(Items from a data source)
┏━━
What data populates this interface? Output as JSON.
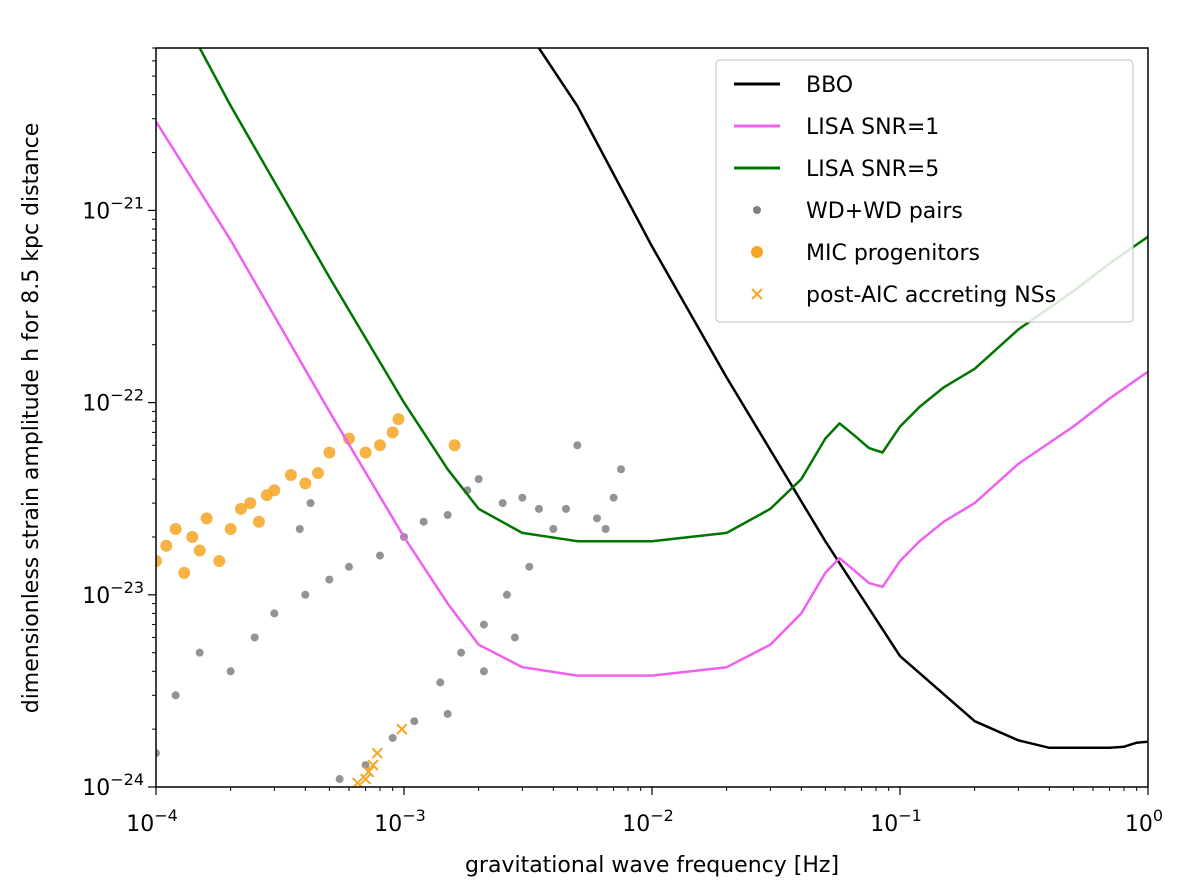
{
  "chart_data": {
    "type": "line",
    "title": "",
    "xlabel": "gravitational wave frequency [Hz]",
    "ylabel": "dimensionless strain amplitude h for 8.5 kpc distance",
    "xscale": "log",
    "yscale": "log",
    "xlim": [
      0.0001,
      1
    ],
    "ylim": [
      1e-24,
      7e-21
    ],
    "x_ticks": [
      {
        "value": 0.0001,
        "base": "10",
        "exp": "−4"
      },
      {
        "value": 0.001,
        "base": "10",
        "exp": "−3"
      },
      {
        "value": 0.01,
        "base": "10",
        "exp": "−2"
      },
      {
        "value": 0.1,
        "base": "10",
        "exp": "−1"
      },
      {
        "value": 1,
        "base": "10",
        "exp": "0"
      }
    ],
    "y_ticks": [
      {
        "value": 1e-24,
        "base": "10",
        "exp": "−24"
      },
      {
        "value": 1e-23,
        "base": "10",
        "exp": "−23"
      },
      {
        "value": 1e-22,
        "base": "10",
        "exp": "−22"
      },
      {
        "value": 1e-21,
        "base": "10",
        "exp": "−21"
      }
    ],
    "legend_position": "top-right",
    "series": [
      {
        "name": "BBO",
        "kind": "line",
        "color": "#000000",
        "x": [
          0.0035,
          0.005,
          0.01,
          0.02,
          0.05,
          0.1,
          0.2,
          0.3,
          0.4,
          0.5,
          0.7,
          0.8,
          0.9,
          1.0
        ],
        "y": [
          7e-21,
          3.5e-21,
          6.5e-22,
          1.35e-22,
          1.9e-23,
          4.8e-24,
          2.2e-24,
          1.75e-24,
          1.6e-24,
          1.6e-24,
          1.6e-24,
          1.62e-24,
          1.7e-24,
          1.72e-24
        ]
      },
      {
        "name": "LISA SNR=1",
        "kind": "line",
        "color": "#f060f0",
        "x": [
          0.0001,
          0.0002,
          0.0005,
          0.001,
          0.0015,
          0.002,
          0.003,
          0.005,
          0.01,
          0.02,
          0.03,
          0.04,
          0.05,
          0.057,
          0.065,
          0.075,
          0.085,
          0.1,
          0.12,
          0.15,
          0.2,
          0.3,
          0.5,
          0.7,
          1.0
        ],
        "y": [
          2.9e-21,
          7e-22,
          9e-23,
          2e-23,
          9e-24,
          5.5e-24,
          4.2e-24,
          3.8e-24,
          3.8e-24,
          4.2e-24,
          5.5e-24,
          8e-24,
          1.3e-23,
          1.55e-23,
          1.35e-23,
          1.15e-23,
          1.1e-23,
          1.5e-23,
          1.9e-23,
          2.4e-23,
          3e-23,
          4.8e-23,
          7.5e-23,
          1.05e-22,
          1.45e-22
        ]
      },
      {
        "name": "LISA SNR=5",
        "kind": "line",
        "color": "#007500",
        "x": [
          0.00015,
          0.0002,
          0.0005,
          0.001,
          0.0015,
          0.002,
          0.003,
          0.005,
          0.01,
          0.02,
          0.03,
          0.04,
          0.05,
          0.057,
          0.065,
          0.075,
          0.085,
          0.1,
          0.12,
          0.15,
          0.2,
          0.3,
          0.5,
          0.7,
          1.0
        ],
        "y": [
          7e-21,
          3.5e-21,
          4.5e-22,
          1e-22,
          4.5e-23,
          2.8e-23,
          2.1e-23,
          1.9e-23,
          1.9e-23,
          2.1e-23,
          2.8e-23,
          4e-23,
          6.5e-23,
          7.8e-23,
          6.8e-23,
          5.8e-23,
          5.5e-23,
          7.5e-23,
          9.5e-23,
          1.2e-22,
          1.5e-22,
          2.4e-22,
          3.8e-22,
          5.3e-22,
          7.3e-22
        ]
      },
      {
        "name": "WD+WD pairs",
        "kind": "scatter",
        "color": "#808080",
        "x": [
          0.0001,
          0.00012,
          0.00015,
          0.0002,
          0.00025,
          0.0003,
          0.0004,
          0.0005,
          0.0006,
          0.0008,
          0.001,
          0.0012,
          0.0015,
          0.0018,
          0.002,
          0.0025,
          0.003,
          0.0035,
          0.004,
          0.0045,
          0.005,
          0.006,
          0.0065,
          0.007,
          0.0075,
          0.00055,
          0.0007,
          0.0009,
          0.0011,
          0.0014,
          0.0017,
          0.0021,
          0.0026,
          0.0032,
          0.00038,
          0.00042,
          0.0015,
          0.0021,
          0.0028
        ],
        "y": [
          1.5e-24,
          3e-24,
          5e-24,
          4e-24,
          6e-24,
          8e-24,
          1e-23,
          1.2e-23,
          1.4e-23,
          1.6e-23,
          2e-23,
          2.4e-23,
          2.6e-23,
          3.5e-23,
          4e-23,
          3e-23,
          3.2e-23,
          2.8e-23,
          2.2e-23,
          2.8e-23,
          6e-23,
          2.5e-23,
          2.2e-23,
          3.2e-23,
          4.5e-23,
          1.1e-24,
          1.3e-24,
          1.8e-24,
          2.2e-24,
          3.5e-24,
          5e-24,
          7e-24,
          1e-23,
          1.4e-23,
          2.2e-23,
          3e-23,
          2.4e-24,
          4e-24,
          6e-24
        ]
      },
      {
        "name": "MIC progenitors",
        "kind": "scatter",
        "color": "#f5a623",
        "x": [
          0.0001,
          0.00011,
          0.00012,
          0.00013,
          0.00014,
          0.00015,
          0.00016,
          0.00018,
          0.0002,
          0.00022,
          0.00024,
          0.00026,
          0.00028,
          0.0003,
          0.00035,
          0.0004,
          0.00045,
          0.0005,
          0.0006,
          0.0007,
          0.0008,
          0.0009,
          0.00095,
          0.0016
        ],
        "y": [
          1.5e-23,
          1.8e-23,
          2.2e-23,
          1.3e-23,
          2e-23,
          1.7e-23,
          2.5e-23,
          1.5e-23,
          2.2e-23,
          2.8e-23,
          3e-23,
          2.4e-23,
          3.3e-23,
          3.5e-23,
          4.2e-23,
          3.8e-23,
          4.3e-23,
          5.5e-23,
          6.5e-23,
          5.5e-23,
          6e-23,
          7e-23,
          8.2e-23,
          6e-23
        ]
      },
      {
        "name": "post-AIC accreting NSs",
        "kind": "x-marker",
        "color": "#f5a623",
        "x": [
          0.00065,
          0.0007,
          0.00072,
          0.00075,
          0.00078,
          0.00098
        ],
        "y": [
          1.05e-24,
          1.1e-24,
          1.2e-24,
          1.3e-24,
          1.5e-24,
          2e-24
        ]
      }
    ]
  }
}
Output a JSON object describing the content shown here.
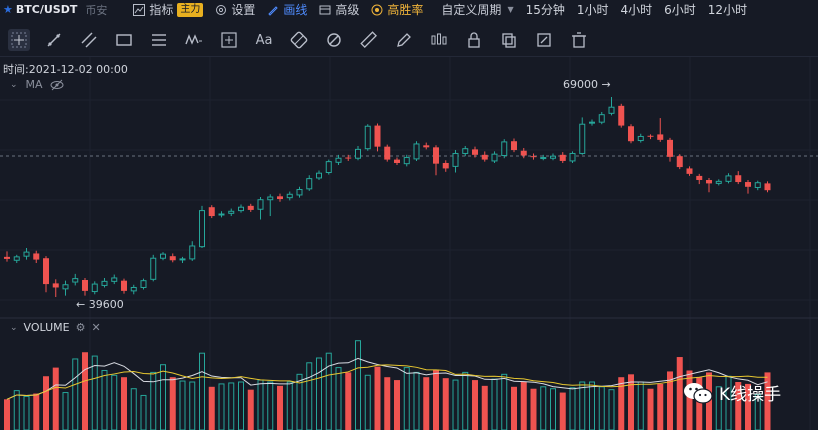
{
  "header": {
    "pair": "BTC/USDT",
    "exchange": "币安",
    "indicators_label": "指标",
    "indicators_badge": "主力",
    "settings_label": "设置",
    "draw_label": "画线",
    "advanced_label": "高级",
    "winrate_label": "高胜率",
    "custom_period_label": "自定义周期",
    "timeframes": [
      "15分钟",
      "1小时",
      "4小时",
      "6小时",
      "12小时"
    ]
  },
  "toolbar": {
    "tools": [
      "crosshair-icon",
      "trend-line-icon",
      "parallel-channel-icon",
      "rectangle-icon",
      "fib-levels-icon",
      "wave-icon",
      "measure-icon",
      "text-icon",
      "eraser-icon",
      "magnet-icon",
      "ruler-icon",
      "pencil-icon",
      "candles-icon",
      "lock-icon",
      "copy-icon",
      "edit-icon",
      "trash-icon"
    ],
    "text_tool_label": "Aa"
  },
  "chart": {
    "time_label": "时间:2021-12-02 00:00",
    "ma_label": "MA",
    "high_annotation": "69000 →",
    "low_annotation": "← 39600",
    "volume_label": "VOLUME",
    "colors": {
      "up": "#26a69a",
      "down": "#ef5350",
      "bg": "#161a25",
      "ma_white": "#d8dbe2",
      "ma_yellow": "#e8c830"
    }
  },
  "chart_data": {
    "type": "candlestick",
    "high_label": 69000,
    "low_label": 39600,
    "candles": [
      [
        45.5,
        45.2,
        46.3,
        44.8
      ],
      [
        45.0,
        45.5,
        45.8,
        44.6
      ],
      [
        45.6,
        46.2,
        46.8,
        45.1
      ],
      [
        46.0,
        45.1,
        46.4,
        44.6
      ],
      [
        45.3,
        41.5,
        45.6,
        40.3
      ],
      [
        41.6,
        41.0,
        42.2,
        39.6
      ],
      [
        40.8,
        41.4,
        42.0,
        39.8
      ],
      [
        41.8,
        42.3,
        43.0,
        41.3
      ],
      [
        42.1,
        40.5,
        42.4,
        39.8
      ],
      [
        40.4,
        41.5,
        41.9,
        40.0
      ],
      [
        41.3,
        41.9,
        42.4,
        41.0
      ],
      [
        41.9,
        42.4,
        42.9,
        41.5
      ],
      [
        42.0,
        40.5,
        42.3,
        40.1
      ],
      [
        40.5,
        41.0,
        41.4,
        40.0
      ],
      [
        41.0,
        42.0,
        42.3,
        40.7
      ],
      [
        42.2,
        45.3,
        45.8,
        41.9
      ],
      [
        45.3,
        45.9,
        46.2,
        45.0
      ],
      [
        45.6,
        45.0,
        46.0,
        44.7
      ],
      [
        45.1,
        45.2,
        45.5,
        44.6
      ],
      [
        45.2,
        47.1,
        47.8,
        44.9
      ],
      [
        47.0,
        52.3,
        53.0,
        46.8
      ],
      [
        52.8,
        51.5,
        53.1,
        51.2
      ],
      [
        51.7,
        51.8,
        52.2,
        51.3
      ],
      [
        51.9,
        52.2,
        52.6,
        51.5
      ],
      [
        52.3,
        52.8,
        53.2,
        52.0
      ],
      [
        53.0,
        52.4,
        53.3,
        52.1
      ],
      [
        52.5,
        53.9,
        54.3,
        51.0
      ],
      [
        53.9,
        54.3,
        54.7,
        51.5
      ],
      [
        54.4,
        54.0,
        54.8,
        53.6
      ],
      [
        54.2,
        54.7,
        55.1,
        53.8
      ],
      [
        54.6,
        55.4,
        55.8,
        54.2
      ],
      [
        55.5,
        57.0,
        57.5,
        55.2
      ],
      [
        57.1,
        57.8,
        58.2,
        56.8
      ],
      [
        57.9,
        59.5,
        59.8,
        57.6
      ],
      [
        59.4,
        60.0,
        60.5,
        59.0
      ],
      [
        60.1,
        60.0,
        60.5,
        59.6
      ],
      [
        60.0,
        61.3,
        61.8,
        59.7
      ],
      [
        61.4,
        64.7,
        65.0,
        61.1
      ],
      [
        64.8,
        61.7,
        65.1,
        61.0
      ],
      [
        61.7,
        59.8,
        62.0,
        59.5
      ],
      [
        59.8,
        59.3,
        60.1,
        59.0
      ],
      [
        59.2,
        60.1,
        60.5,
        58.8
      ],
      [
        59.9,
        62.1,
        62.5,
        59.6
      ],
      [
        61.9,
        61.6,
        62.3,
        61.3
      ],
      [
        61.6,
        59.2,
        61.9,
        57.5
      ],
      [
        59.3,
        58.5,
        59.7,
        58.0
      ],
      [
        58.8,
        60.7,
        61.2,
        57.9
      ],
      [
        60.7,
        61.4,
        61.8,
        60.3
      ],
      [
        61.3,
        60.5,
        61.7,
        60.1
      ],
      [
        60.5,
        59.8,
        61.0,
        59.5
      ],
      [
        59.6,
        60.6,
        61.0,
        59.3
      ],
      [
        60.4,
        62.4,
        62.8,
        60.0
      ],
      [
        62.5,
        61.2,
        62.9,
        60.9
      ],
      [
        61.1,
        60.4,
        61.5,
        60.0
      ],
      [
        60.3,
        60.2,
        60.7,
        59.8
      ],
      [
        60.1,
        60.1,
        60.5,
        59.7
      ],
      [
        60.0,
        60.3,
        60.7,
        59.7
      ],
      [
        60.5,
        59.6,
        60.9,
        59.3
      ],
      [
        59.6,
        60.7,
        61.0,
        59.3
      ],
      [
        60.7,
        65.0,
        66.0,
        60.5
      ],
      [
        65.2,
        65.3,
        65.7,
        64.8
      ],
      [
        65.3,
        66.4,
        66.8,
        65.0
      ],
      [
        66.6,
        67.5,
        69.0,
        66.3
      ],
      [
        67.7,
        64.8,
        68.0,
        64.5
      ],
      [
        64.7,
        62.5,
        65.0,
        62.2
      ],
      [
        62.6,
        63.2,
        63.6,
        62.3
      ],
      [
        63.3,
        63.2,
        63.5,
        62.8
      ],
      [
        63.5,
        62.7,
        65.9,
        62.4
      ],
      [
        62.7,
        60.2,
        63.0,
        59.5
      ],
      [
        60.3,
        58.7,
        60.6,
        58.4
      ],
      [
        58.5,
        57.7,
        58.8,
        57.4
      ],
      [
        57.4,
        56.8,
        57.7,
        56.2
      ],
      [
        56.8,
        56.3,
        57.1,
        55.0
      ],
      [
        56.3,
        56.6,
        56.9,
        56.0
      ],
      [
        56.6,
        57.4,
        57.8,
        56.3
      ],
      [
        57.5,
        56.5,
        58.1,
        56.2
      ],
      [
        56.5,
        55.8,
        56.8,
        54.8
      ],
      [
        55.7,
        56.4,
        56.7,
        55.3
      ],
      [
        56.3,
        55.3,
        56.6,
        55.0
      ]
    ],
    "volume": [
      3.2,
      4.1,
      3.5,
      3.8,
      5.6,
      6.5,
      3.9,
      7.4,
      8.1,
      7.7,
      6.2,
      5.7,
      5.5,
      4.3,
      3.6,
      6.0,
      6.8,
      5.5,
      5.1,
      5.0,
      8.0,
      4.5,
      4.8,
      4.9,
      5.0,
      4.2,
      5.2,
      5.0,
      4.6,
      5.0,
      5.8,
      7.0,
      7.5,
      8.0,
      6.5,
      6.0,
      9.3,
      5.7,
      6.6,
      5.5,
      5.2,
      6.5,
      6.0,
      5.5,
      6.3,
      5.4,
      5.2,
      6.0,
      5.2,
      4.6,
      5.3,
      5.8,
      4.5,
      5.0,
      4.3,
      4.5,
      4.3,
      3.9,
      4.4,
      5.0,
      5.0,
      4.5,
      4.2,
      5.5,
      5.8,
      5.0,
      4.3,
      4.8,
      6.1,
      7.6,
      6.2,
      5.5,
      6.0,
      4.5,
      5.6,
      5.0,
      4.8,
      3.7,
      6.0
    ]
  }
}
┗━━
Determine the number of lines in the listing that contain the string "wave". Write that number and nothing else.

2